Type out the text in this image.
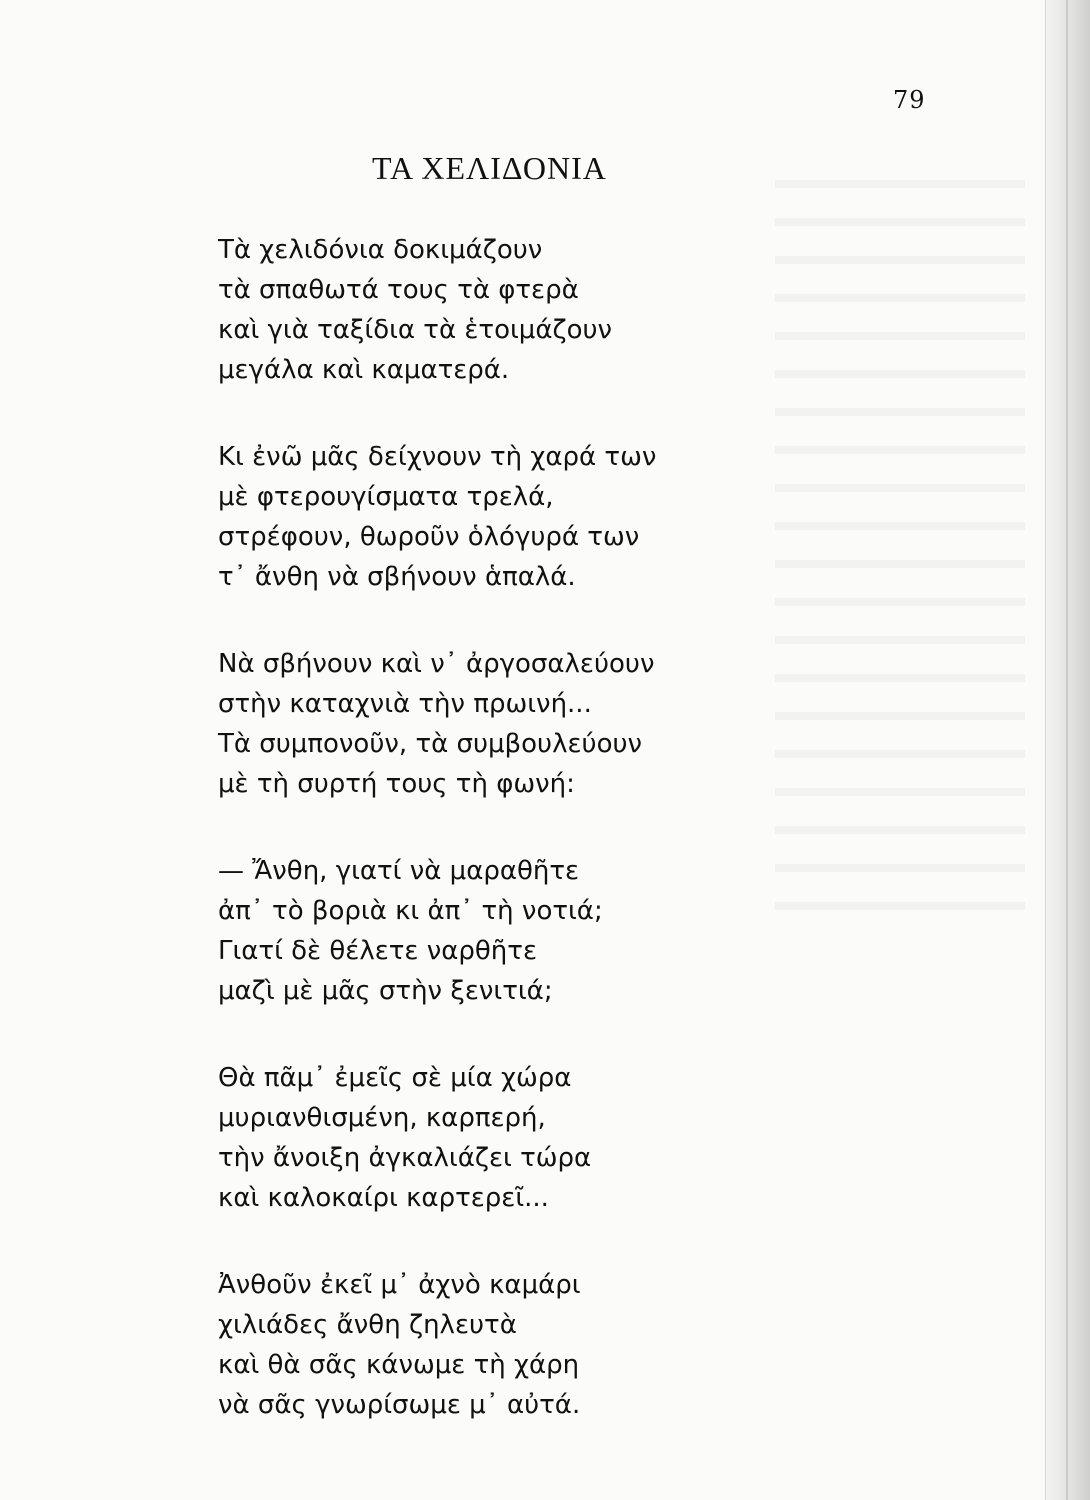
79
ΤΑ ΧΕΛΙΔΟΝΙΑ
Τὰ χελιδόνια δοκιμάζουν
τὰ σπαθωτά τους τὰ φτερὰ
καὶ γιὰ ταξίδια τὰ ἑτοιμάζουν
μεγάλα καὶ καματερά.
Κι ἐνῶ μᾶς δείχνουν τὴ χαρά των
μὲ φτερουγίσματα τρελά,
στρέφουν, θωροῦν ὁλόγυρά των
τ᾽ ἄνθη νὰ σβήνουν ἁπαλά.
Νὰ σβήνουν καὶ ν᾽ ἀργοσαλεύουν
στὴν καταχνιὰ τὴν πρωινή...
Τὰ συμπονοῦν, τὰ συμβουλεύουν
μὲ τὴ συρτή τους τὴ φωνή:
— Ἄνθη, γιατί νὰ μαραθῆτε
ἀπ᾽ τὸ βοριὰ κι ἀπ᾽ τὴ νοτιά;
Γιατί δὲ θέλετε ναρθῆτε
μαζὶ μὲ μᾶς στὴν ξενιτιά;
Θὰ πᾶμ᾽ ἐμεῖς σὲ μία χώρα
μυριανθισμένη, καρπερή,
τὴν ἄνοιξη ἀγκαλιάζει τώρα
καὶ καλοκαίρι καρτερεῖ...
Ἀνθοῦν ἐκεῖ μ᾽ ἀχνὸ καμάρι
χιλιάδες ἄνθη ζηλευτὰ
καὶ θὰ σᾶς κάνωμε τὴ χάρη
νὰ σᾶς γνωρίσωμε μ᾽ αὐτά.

━━━━

_TASK TO COMPLETE_.
Print out every entry above without changing a word, and leave out the pictures.

_RESULT_.
Type out the text in this image.
79
ΤΑ ΧΕΛΙΔΟΝΙΑ
Τὰ χελιδόνια δοκιμάζουν
τὰ σπαθωτά τους τὰ φτερὰ
καὶ γιὰ ταξίδια τὰ ἑτοιμάζουν
μεγάλα καὶ καματερά.
Κι ἐνῶ μᾶς δείχνουν τὴ χαρά των
μὲ φτερουγίσματα τρελά,
στρέφουν, θωροῦν ὁλόγυρά των
τ᾽ ἄνθη νὰ σβήνουν ἁπαλά.
Νὰ σβήνουν καὶ ν᾽ ἀργοσαλεύουν
στὴν καταχνιὰ τὴν πρωινή...
Τὰ συμπονοῦν, τὰ συμβουλεύουν
μὲ τὴ συρτή τους τὴ φωνή:
— Ἄνθη, γιατί νὰ μαραθῆτε
ἀπ᾽ τὸ βοριὰ κι ἀπ᾽ τὴ νοτιά;
Γιατί δὲ θέλετε ναρθῆτε
μαζὶ μὲ μᾶς στὴν ξενιτιά;
Θὰ πᾶμ᾽ ἐμεῖς σὲ μία χώρα
μυριανθισμένη, καρπερή,
τὴν ἄνοιξη ἀγκαλιάζει τώρα
καὶ καλοκαίρι καρτερεῖ...
Ἀνθοῦν ἐκεῖ μ᾽ ἀχνὸ καμάρι
χιλιάδες ἄνθη ζηλευτὰ
καὶ θὰ σᾶς κάνωμε τὴ χάρη
νὰ σᾶς γνωρίσωμε μ᾽ αὐτά.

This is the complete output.